Job: Only those lines running from the line that contains "Serialize everything readable" through the end of the material are to be written out, each exactly as shown.

Items:

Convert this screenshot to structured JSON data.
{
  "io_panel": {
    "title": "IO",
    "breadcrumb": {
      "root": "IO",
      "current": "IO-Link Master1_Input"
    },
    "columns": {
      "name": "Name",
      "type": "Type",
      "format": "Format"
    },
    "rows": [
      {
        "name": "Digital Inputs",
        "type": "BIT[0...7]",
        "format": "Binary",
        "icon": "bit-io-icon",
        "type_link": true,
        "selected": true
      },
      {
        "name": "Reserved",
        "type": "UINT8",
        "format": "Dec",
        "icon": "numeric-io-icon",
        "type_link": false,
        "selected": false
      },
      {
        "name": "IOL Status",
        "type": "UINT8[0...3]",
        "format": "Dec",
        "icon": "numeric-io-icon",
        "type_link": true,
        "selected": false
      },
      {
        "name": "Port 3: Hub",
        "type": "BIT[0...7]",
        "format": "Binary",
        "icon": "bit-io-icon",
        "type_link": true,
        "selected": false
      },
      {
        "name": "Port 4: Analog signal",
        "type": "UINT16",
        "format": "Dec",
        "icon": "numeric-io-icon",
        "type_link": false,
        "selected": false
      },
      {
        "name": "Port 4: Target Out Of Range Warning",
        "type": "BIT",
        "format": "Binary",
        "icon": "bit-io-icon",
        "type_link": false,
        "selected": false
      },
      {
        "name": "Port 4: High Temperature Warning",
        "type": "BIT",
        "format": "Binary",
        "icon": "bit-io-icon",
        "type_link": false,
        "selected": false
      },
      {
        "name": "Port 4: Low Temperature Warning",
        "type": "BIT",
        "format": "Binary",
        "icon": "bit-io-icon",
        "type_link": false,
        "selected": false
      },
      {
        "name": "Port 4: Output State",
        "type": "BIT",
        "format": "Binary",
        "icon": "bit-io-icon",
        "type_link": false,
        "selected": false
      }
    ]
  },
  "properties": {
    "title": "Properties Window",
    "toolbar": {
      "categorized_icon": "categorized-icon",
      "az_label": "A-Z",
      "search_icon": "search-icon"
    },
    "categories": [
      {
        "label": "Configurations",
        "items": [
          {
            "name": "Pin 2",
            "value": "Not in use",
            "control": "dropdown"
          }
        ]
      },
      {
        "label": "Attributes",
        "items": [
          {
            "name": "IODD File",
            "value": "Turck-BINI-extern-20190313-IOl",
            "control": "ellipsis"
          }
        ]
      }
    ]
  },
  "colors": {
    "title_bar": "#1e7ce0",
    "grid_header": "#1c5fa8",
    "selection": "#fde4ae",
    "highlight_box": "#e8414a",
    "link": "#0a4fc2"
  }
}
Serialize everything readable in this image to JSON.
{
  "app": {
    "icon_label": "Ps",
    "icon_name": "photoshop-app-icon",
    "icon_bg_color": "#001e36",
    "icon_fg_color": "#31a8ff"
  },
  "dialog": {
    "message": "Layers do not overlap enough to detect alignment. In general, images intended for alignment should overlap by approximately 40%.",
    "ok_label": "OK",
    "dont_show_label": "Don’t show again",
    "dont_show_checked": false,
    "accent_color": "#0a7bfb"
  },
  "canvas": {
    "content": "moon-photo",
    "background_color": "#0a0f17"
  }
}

Completed task:
Serialize everything readable in this image to JSON.
{
  "app": {
    "icon_label": "Ps",
    "icon_name": "photoshop-app-icon",
    "icon_bg_color": "#001e36",
    "icon_fg_color": "#31a8ff"
  },
  "dialog": {
    "message": "Layers do not overlap enough to detect alignment. In general, images intended for alignment should overlap by approximately 40%.",
    "ok_label": "OK",
    "dont_show_label": "Don’t show again",
    "dont_show_checked": false,
    "accent_color": "#0a7bfb"
  },
  "canvas": {
    "content": "moon-photo",
    "background_color": "#0a0f17"
  }
}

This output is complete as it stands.